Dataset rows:
-- begin --

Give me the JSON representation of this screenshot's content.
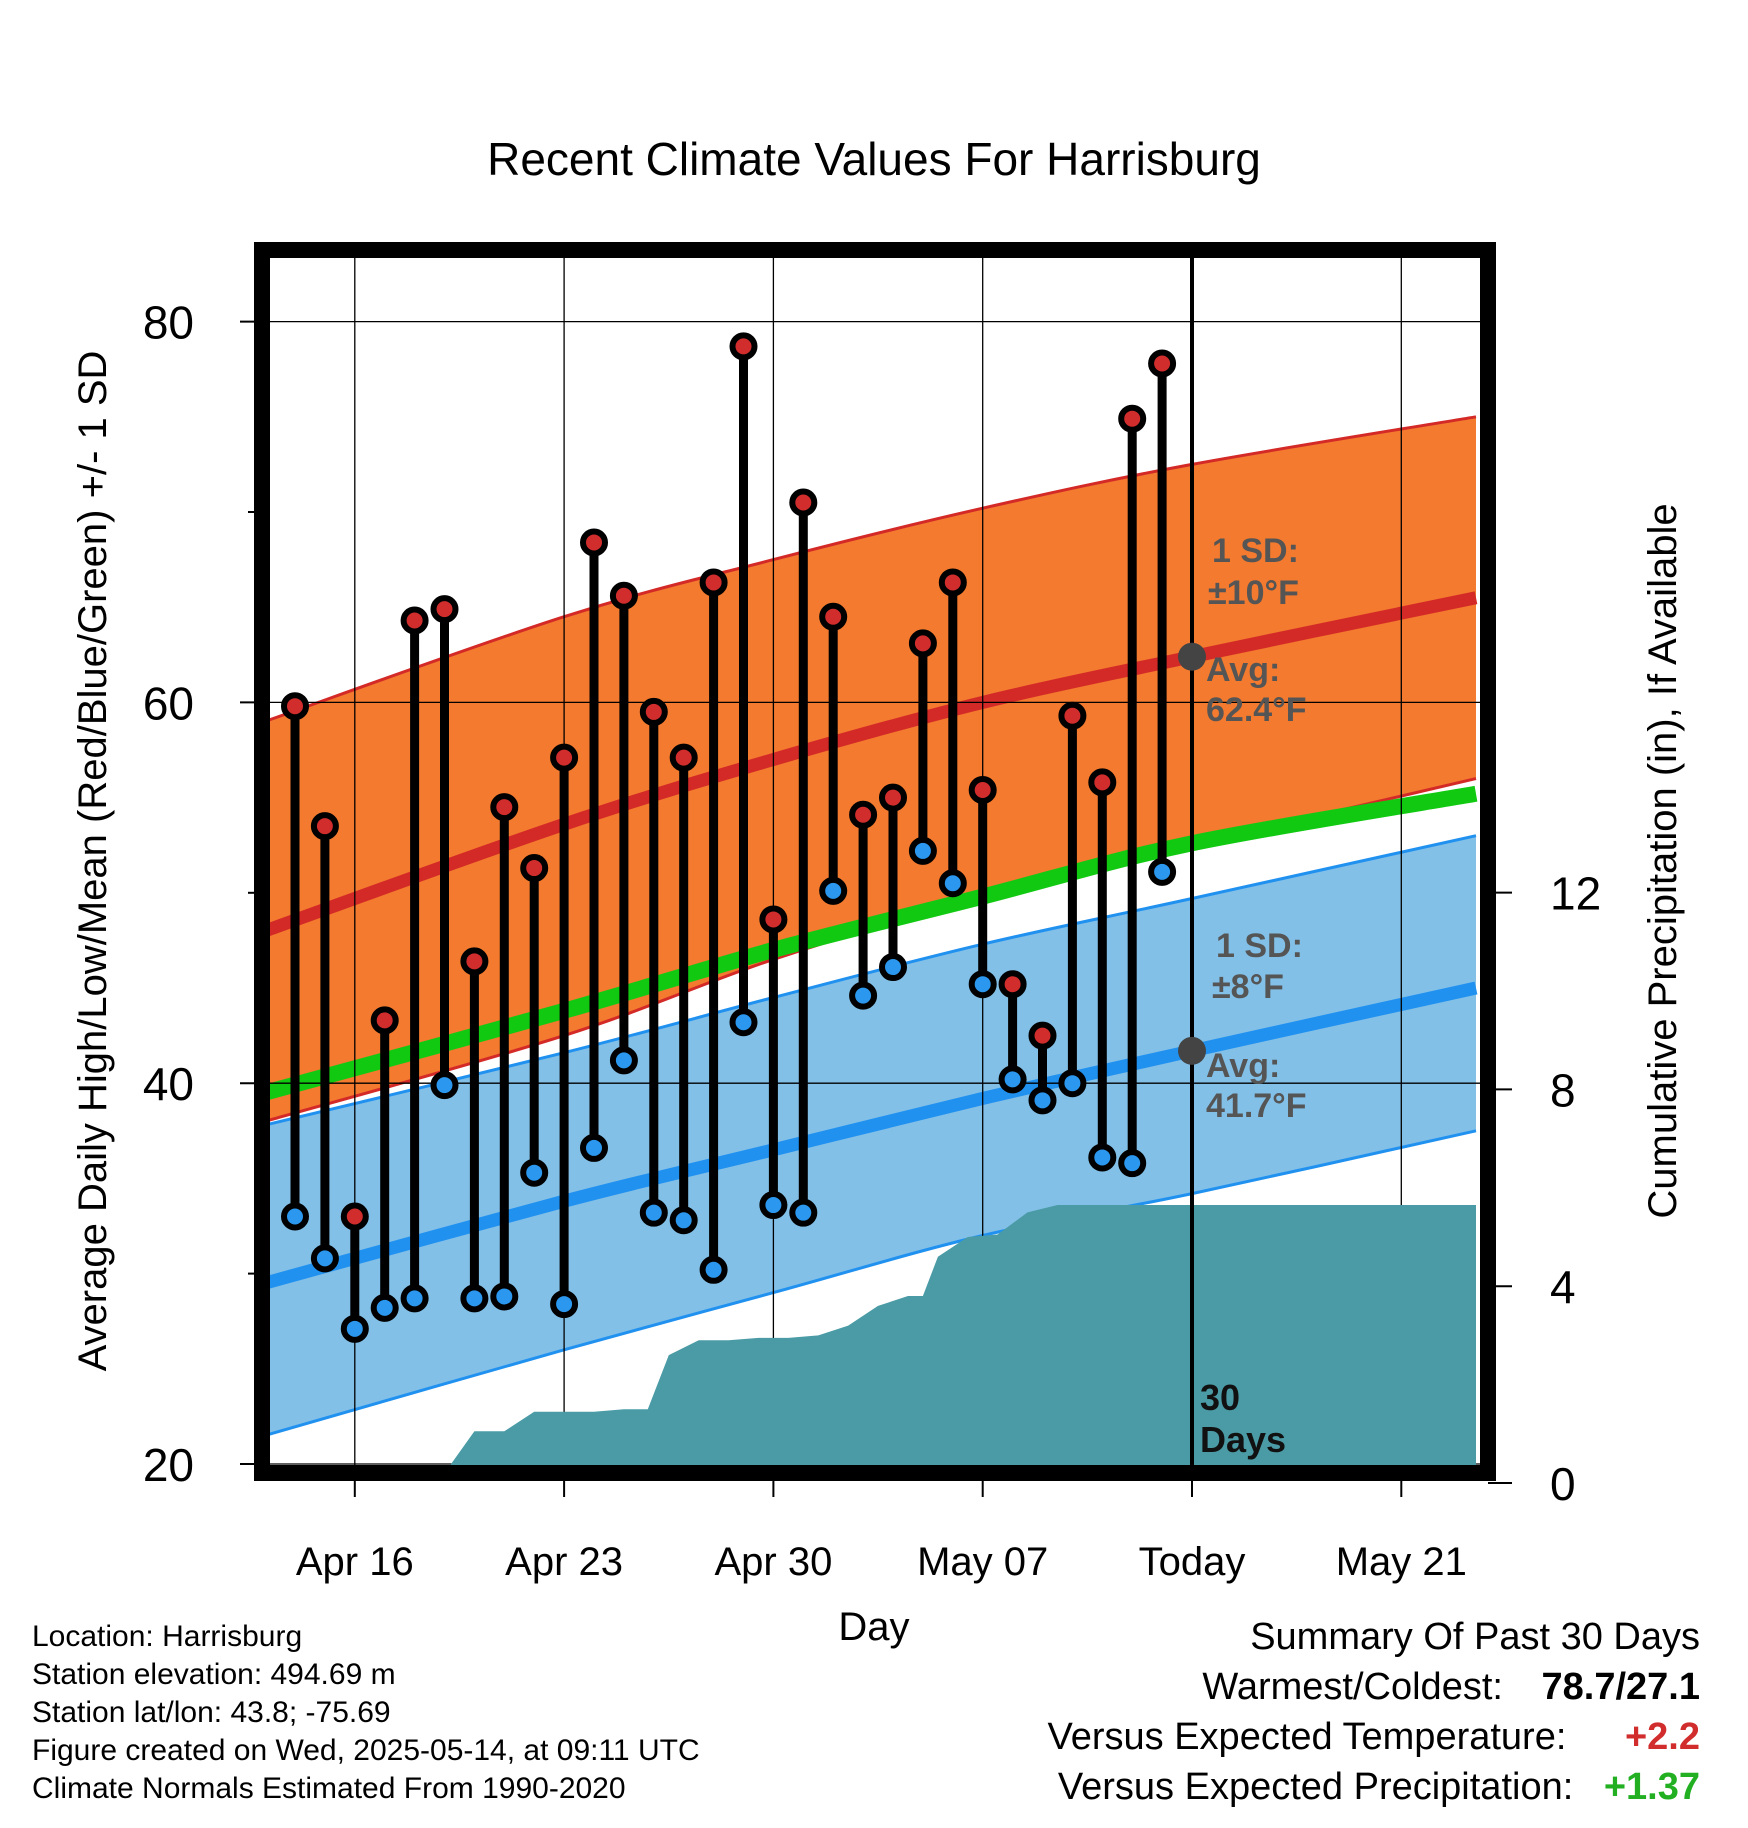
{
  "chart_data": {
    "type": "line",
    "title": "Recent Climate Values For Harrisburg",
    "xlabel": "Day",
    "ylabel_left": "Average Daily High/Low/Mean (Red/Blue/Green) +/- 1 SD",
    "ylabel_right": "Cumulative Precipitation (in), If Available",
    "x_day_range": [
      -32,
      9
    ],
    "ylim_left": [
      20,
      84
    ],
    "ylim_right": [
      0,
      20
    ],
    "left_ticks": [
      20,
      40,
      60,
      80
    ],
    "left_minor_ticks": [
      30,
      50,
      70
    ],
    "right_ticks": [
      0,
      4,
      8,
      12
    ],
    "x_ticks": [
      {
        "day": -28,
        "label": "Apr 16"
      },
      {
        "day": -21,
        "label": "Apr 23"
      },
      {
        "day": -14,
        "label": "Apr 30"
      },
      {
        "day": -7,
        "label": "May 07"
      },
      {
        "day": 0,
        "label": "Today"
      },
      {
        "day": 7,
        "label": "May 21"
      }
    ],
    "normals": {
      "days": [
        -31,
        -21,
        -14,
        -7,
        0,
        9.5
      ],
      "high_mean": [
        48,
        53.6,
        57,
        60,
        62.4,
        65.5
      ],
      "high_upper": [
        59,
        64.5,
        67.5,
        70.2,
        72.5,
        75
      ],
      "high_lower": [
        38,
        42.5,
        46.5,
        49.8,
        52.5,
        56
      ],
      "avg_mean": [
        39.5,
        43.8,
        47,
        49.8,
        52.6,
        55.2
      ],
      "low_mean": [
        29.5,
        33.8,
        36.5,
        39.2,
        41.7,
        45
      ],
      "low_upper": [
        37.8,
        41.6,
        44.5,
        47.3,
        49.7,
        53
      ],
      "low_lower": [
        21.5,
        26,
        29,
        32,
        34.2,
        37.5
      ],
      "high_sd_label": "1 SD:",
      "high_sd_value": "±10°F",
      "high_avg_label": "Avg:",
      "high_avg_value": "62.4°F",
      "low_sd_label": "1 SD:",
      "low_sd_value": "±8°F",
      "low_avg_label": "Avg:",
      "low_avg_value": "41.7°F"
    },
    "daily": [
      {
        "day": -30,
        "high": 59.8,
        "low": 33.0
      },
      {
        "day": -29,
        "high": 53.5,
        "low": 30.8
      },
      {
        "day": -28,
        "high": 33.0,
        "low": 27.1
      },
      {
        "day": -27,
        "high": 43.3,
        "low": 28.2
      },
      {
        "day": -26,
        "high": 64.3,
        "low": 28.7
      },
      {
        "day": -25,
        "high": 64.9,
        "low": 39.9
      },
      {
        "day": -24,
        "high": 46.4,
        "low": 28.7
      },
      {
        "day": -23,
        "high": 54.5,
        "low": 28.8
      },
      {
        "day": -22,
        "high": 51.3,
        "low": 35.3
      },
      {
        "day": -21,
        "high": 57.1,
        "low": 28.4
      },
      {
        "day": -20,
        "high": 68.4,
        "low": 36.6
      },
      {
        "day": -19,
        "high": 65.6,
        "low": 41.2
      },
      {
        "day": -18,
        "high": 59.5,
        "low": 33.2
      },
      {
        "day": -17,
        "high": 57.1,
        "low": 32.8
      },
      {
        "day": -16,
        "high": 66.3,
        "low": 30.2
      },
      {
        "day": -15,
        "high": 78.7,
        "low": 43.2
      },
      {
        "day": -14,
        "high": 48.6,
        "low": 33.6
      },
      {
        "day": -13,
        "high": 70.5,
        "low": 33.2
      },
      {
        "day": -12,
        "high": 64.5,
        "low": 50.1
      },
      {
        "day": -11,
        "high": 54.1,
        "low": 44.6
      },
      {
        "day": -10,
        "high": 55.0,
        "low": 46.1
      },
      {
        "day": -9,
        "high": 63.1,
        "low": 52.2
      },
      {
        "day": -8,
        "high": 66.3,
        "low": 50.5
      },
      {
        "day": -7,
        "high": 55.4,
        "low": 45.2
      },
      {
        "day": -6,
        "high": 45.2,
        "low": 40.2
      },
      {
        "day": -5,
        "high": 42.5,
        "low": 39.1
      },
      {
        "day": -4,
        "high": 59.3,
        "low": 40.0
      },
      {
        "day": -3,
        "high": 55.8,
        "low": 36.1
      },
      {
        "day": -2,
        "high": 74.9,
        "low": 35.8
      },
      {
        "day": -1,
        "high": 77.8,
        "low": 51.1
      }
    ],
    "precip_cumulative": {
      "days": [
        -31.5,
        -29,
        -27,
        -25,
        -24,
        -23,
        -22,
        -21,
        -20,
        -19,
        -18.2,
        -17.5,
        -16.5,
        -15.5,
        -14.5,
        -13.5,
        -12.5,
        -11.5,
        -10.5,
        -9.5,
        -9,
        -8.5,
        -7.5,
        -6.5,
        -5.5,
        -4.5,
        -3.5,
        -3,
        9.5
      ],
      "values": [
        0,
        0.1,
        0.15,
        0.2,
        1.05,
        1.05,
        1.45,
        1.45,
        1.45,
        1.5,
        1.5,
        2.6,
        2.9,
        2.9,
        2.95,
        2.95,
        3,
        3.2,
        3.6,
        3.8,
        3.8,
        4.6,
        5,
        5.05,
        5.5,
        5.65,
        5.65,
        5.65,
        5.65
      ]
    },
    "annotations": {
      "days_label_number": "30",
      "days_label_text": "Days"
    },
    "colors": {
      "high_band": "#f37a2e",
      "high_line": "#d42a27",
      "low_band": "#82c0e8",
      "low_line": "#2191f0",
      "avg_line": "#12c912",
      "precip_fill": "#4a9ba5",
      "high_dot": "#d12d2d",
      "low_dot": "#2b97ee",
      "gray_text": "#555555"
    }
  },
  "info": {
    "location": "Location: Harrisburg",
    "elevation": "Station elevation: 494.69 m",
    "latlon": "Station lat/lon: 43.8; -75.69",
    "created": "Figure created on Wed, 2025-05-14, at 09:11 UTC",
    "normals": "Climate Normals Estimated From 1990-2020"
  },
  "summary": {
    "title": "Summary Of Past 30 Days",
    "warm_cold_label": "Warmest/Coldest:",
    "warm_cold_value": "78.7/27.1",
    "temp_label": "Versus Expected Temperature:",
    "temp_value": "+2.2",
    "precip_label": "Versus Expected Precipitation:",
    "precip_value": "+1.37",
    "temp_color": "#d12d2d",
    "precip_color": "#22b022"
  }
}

-- end --

**Task goal**
Read the entries and pick out all lines that include the word "Climate".

**Complete output**
    "title": "Recent Climate Values For Harrisburg",
    "normals": "Climate Normals Estimated From 1990-2020"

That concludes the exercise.